▶ [GIVEN INFORMATION]

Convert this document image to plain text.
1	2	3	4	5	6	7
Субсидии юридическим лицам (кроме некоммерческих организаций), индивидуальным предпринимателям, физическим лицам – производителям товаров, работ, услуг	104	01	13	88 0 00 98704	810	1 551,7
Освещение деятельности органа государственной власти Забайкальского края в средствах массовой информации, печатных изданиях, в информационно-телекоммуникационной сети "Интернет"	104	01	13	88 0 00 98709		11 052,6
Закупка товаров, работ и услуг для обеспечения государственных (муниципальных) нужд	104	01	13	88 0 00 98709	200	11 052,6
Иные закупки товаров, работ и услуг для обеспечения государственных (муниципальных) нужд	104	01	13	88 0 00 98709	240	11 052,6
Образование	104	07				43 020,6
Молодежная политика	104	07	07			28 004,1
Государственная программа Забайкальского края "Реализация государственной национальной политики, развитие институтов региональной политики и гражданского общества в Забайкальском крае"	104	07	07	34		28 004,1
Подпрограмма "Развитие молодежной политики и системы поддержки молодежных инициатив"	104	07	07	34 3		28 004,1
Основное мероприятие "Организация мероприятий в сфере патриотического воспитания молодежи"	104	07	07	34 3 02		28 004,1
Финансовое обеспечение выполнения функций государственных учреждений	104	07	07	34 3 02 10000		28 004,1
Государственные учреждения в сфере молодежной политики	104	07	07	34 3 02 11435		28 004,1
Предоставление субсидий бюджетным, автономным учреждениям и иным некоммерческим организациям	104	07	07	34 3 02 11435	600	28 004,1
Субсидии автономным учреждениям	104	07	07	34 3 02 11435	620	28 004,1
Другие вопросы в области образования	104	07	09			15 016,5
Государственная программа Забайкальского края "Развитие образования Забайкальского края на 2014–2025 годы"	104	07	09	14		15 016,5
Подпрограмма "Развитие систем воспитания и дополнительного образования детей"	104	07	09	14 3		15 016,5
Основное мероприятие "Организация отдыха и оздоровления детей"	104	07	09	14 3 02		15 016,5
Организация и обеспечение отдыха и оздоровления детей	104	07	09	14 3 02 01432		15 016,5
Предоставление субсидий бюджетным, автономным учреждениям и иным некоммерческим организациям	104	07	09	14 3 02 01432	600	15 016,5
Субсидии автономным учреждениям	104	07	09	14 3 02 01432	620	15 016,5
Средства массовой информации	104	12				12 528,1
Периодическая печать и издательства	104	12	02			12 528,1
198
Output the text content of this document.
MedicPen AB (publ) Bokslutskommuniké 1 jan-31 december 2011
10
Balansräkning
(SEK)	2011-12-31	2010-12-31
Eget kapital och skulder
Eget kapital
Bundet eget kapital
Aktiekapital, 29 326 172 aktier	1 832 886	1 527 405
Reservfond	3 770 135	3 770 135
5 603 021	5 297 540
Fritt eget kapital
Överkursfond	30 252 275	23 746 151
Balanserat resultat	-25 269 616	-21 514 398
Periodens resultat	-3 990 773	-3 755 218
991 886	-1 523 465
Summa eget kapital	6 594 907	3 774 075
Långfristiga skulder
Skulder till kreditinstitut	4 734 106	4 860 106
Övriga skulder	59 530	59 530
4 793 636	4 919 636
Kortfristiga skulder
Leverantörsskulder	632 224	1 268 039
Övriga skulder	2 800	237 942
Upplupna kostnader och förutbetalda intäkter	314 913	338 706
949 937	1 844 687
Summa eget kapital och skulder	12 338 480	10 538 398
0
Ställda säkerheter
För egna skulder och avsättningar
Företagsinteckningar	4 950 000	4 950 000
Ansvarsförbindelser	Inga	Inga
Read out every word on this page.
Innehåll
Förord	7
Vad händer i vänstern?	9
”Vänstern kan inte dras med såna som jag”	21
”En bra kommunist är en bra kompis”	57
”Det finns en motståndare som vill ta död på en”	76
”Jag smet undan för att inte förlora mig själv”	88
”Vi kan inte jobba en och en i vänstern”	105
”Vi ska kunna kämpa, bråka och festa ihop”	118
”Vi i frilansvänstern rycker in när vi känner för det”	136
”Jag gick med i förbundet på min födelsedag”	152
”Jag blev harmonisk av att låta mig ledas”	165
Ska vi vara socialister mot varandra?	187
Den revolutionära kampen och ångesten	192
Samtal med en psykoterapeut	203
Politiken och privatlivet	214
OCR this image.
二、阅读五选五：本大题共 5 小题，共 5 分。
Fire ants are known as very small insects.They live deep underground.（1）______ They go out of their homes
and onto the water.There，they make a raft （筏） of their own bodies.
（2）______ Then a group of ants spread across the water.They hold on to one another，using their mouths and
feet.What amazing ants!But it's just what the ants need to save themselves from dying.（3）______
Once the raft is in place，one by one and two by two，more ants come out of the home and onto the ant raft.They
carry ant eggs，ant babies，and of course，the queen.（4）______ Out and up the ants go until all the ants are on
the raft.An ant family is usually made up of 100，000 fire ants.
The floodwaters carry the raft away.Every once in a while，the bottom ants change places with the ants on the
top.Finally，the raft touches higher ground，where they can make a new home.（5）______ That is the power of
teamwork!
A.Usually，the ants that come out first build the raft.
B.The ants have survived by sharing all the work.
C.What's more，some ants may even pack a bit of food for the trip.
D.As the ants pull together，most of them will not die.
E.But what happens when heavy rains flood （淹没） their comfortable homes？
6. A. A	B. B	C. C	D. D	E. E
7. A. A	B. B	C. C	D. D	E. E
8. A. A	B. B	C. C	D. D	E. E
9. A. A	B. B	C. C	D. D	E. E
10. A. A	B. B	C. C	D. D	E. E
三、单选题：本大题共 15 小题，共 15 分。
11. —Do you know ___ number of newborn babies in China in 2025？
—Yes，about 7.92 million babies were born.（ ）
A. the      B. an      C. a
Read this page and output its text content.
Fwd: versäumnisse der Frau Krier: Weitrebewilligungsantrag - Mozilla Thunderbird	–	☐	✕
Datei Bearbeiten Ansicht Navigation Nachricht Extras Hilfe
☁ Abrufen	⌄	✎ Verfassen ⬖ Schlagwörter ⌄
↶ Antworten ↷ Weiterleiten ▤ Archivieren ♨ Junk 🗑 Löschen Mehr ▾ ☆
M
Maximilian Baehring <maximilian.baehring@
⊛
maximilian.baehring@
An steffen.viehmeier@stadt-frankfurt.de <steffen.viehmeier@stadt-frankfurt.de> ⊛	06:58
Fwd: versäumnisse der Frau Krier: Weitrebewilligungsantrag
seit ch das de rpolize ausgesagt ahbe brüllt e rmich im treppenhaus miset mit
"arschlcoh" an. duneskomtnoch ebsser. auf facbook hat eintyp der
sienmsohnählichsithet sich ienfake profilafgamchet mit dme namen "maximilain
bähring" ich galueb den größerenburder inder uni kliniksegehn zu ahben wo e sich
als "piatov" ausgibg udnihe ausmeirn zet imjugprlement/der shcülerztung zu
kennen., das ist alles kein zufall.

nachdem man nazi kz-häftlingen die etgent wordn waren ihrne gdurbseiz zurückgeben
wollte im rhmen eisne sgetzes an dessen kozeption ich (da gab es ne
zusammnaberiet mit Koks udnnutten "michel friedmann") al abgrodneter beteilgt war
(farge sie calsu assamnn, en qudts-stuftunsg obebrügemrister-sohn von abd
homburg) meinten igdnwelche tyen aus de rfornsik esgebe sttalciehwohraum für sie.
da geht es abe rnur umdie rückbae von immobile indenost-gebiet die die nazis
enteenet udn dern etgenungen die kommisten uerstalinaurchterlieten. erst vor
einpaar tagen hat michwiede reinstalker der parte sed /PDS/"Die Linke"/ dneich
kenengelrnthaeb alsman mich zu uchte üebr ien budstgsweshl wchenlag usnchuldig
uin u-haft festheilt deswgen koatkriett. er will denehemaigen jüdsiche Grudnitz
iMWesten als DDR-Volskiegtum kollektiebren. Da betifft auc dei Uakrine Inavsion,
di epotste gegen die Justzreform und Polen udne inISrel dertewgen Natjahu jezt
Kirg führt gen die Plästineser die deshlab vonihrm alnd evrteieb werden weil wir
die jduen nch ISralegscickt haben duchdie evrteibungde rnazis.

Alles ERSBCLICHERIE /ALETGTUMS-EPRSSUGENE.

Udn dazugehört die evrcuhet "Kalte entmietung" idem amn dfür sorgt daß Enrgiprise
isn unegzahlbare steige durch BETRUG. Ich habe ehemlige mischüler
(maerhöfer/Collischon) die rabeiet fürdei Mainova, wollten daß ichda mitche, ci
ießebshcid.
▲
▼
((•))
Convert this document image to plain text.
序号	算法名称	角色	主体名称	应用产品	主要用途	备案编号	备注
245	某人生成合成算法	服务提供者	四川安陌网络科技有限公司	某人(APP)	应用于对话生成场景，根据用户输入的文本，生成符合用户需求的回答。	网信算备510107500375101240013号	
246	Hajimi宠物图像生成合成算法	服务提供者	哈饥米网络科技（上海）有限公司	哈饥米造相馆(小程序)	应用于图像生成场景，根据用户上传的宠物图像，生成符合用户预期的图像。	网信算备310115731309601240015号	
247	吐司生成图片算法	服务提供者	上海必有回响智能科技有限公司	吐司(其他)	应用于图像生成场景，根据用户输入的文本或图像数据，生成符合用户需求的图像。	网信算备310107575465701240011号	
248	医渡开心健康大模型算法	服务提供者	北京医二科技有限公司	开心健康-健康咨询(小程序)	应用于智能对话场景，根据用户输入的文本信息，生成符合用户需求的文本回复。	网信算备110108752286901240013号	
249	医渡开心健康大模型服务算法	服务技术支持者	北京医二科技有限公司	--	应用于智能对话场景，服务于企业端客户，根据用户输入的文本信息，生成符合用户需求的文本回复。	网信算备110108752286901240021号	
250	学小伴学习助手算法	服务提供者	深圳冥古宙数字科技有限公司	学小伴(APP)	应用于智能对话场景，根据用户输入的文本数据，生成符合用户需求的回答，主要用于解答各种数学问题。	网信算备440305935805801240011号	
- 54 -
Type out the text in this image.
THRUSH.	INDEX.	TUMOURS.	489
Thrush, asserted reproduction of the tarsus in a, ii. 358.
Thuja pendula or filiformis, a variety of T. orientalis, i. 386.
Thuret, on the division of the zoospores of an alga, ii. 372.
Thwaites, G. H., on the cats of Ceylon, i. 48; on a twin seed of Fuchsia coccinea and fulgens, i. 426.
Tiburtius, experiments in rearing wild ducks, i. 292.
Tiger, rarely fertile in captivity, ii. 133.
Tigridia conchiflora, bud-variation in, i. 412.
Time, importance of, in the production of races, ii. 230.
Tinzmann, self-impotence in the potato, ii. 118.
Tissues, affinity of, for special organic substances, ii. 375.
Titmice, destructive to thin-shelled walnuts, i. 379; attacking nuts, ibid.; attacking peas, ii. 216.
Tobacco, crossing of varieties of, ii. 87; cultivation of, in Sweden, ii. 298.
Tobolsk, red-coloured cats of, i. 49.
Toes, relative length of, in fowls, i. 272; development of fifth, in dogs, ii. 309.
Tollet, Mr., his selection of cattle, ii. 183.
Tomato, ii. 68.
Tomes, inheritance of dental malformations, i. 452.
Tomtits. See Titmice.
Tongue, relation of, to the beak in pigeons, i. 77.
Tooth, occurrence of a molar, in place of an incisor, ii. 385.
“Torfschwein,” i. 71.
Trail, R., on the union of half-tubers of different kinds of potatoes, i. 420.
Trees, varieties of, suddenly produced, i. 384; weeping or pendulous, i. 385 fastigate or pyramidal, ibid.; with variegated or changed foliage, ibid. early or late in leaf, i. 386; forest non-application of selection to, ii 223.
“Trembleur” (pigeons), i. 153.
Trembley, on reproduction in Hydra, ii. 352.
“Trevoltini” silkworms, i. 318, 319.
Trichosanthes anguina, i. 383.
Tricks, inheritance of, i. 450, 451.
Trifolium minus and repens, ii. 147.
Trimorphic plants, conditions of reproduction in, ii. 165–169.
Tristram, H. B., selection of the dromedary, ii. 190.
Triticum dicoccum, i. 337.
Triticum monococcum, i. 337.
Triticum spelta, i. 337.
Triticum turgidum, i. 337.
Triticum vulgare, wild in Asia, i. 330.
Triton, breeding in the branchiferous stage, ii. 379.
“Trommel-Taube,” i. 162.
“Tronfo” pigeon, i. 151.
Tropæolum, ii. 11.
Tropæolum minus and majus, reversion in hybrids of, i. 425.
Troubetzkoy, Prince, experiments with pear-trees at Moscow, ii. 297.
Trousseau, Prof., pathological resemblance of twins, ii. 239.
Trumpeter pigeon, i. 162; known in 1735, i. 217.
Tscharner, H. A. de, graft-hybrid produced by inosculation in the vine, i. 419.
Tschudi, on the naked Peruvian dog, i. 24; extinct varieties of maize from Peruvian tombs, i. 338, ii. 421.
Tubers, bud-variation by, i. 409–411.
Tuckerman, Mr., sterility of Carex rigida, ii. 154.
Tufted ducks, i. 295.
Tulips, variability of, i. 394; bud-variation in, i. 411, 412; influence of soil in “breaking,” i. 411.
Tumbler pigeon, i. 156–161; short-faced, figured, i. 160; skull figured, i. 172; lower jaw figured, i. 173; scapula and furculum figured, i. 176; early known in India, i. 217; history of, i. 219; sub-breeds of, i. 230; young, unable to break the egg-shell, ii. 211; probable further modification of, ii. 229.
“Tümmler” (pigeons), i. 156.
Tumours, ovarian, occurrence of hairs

▶ [SET EXERCISE] Scan the listing above and identify each line holding the string "应用于图像生成场景"; copy every such line.

▶ [FINAL RESULT]
246	Hajimi宠物图像生成合成算法	服务提供者	哈饥米网络科技（上海）有限公司	哈饥米造相馆(小程序)	应用于图像生成场景，根据用户上传的宠物图像，生成符合用户预期的图像。	网信算备310115731309601240015号	
247	吐司生成图片算法	服务提供者	上海必有回响智能科技有限公司	吐司(其他)	应用于图像生成场景，根据用户输入的文本或图像数据，生成符合用户需求的图像。	网信算备310107575465701240011号	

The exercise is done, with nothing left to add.